Set task - Keep every line where the word "после" appears; drop the rest.

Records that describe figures
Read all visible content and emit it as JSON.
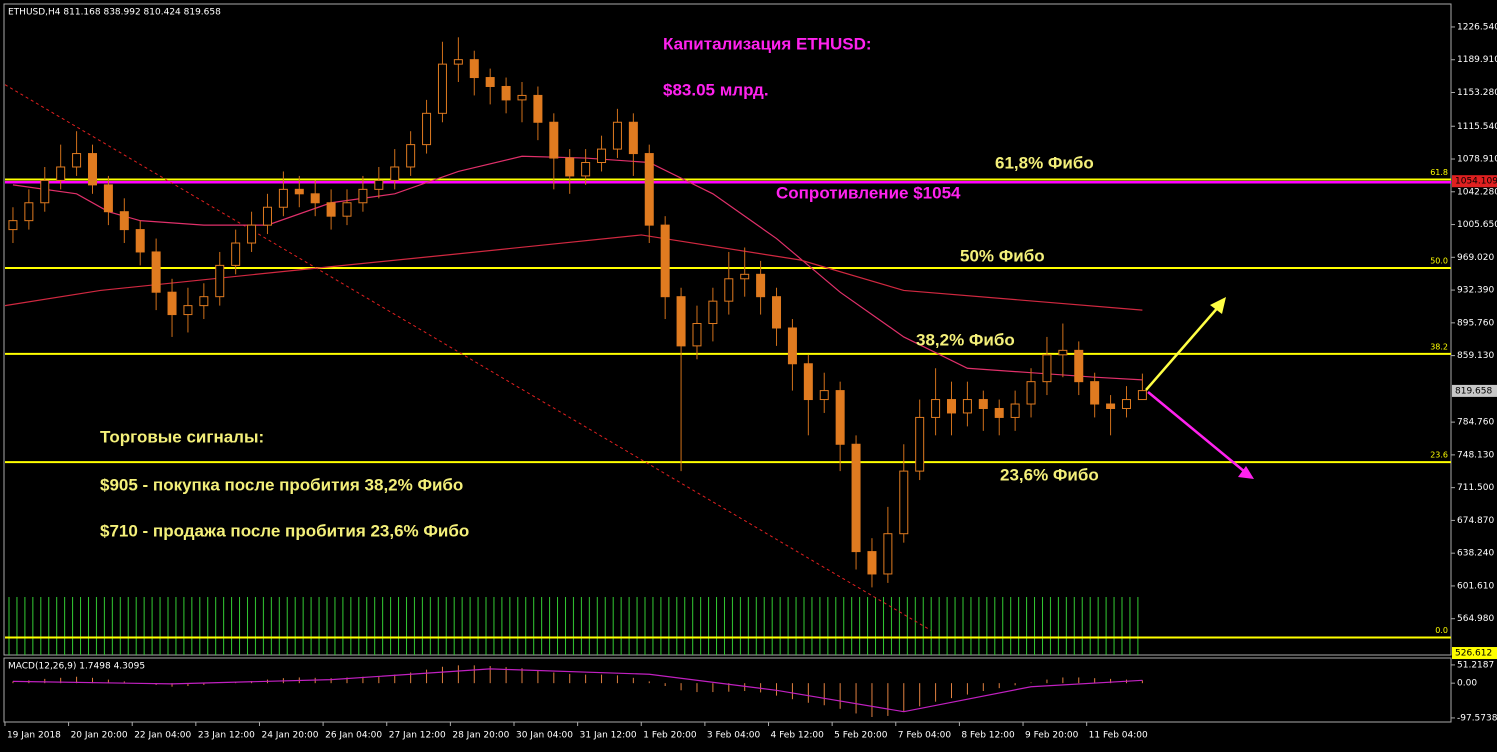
{
  "header": "ETHUSD,H4 811.168 838.992 810.424 819.658",
  "annotations": {
    "cap_title": "Капитализация ETHUSD:",
    "cap_value": "$83.05 млрд.",
    "fib618": "61,8% Фибо",
    "resistance": "Сопротивление $1054",
    "fib50": "50% Фибо",
    "fib382": "38,2% Фибо",
    "fib236": "23,6% Фибо",
    "signals_title": "Торговые сигналы:",
    "signal_buy": "$905 - покупка после пробития 38,2% Фибо",
    "signal_sell": "$710 - продажа после пробития 23,6% Фибо"
  },
  "chart_data": {
    "type": "candlestick",
    "categories": [
      "19 Jan 2018",
      null,
      null,
      null,
      "20 Jan 20:00",
      null,
      null,
      null,
      "22 Jan 04:00",
      null,
      null,
      null,
      "23 Jan 12:00",
      null,
      null,
      null,
      "24 Jan 20:00",
      null,
      null,
      null,
      "26 Jan 04:00",
      null,
      null,
      null,
      "27 Jan 12:00",
      null,
      null,
      null,
      "28 Jan 20:00",
      null,
      null,
      null,
      "30 Jan 04:00",
      null,
      null,
      null,
      "31 Jan 12:00",
      null,
      null,
      null,
      "1 Feb 20:00",
      null,
      null,
      null,
      "3 Feb 04:00",
      null,
      null,
      null,
      "4 Feb 12:00",
      null,
      null,
      null,
      "5 Feb 20:00",
      null,
      null,
      null,
      "7 Feb 04:00",
      null,
      null,
      null,
      "8 Feb 12:00",
      null,
      null,
      null,
      "9 Feb 20:00",
      null,
      null,
      null,
      "11 Feb 04:00",
      null,
      null,
      null
    ],
    "open": [
      1000,
      1010,
      1030,
      1055,
      1070,
      1085,
      1050,
      1020,
      1000,
      975,
      930,
      905,
      915,
      925,
      960,
      985,
      1005,
      1025,
      1045,
      1040,
      1030,
      1015,
      1030,
      1045,
      1055,
      1070,
      1095,
      1130,
      1185,
      1190,
      1170,
      1160,
      1145,
      1150,
      1120,
      1080,
      1060,
      1075,
      1090,
      1120,
      1085,
      1005,
      925,
      870,
      895,
      920,
      945,
      950,
      925,
      890,
      850,
      810,
      820,
      760,
      640,
      615,
      660,
      730,
      790,
      810,
      795,
      810,
      800,
      790,
      805,
      830,
      860,
      865,
      830,
      805,
      800,
      810
    ],
    "high": [
      1025,
      1045,
      1070,
      1095,
      1110,
      1095,
      1060,
      1035,
      1010,
      990,
      945,
      935,
      940,
      975,
      1000,
      1020,
      1040,
      1065,
      1060,
      1055,
      1045,
      1045,
      1060,
      1070,
      1090,
      1110,
      1145,
      1210,
      1215,
      1200,
      1180,
      1170,
      1165,
      1160,
      1130,
      1090,
      1090,
      1105,
      1135,
      1130,
      1095,
      1015,
      935,
      915,
      935,
      975,
      980,
      965,
      935,
      900,
      860,
      840,
      830,
      770,
      655,
      690,
      760,
      810,
      845,
      830,
      830,
      820,
      810,
      820,
      845,
      880,
      895,
      875,
      840,
      815,
      825,
      839
    ],
    "low": [
      985,
      1000,
      1020,
      1045,
      1060,
      1040,
      1005,
      985,
      960,
      910,
      880,
      885,
      900,
      915,
      950,
      975,
      995,
      1015,
      1025,
      1015,
      1000,
      1005,
      1020,
      1035,
      1045,
      1060,
      1085,
      1120,
      1165,
      1150,
      1140,
      1130,
      1120,
      1100,
      1045,
      1040,
      1050,
      1065,
      1080,
      1060,
      985,
      900,
      730,
      855,
      875,
      905,
      925,
      905,
      870,
      820,
      770,
      795,
      730,
      620,
      600,
      605,
      650,
      720,
      770,
      770,
      780,
      775,
      770,
      775,
      790,
      815,
      835,
      815,
      790,
      770,
      790,
      810
    ],
    "close": [
      1010,
      1030,
      1055,
      1070,
      1085,
      1050,
      1020,
      1000,
      975,
      930,
      905,
      915,
      925,
      960,
      985,
      1005,
      1025,
      1045,
      1040,
      1030,
      1015,
      1030,
      1045,
      1055,
      1070,
      1095,
      1130,
      1185,
      1190,
      1170,
      1160,
      1145,
      1150,
      1120,
      1080,
      1060,
      1075,
      1090,
      1120,
      1085,
      1005,
      925,
      870,
      895,
      920,
      945,
      950,
      925,
      890,
      850,
      810,
      820,
      760,
      640,
      615,
      660,
      730,
      790,
      810,
      795,
      810,
      800,
      790,
      805,
      830,
      860,
      865,
      830,
      805,
      800,
      810,
      820
    ],
    "up_color": "#000000",
    "down_color": "#e07b20",
    "wick_color": "#d0701a",
    "xlim": [
      -0.5,
      90.4
    ],
    "ylim": [
      524.4,
      1251.1
    ],
    "yticks": [
      {
        "value": 1226.54,
        "label": "1226.540"
      },
      {
        "value": 1189.91,
        "label": "1189.910"
      },
      {
        "value": 1153.28,
        "label": "1153.280"
      },
      {
        "value": 1115.54,
        "label": "1115.540"
      },
      {
        "value": 1078.91,
        "label": "1078.910"
      },
      {
        "value": 1042.28,
        "label": "1042.280"
      },
      {
        "value": 1005.65,
        "label": "1005.650"
      },
      {
        "value": 969.02,
        "label": "969.020"
      },
      {
        "value": 932.39,
        "label": "932.390"
      },
      {
        "value": 895.76,
        "label": "895.760"
      },
      {
        "value": 859.13,
        "label": "859.130"
      },
      {
        "value": 784.76,
        "label": "784.760"
      },
      {
        "value": 748.13,
        "label": "748.130"
      },
      {
        "value": 711.5,
        "label": "711.500"
      },
      {
        "value": 674.87,
        "label": "674.870"
      },
      {
        "value": 638.24,
        "label": "638.240"
      },
      {
        "value": 601.61,
        "label": "601.610"
      },
      {
        "value": 564.98,
        "label": "564.980"
      }
    ],
    "marked_prices": [
      {
        "value": 1054.109,
        "color": "#e02020"
      },
      {
        "value": 819.658,
        "color": "#c8c8c8"
      },
      {
        "value": 526.612,
        "color": "#ffff00"
      }
    ],
    "levels": [
      {
        "label": "61.8",
        "value": 1056
      },
      {
        "label": "50.0",
        "value": 957
      },
      {
        "label": "38.2",
        "value": 861
      },
      {
        "label": "23.6",
        "value": 740
      },
      {
        "label": "0.0",
        "value": 544
      }
    ],
    "level_color": "#ffff00",
    "resistance_line": {
      "value": 1053,
      "color": "#ff00ff"
    },
    "moving_averages": [
      {
        "color": "#e0306a",
        "x": [
          0,
          4,
          6,
          8,
          12,
          16,
          20,
          24,
          28,
          32,
          36,
          40,
          44,
          48,
          52,
          56,
          60,
          64,
          68,
          71
        ],
        "values": [
          1050,
          1040,
          1020,
          1010,
          1005,
          1005,
          1030,
          1040,
          1065,
          1082,
          1080,
          1075,
          1040,
          990,
          930,
          880,
          845,
          840,
          835,
          832
        ]
      },
      {
        "color": "#d02840",
        "x": [
          -0.5,
          5.5,
          18,
          27.5,
          39.5,
          49.5,
          56,
          71
        ],
        "values": [
          915,
          932,
          955,
          972,
          994,
          966,
          932,
          910
        ]
      }
    ],
    "trendline": {
      "color": "#e02020",
      "x": [
        -0.5,
        57.7
      ],
      "values": [
        1162,
        552
      ]
    },
    "macd": {
      "title": "MACD(12,26,9) 1.7498 4.3095",
      "ylim": [
        -109,
        65
      ],
      "yticks": [
        51.2187,
        {
          "value": 0,
          "label": "0.00"
        },
        -97.5738
      ],
      "hist_color": "#e08040",
      "signal_color": "#c020c0",
      "histogram": [
        5,
        8,
        12,
        15,
        18,
        15,
        10,
        5,
        0,
        -5,
        -10,
        -8,
        -5,
        0,
        3,
        6,
        10,
        14,
        16,
        15,
        14,
        16,
        18,
        20,
        24,
        30,
        38,
        46,
        50,
        50,
        48,
        45,
        42,
        36,
        30,
        26,
        24,
        24,
        22,
        15,
        5,
        -8,
        -20,
        -25,
        -25,
        -24,
        -22,
        -26,
        -35,
        -45,
        -55,
        -62,
        -72,
        -85,
        -95,
        -92,
        -80,
        -65,
        -52,
        -42,
        -32,
        -22,
        -14,
        -6,
        2,
        10,
        16,
        16,
        14,
        12,
        10,
        8
      ],
      "signal": {
        "x": [
          0,
          10,
          20,
          30,
          40,
          48,
          56,
          64,
          71
        ],
        "values": [
          5,
          -2,
          10,
          40,
          25,
          -20,
          -80,
          -10,
          8
        ]
      }
    }
  }
}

The result -
    "signal_buy": "$905 - покупка после пробития 38,2% Фибо",
    "signal_sell": "$710 - продажа после пробития 23,6% Фибо"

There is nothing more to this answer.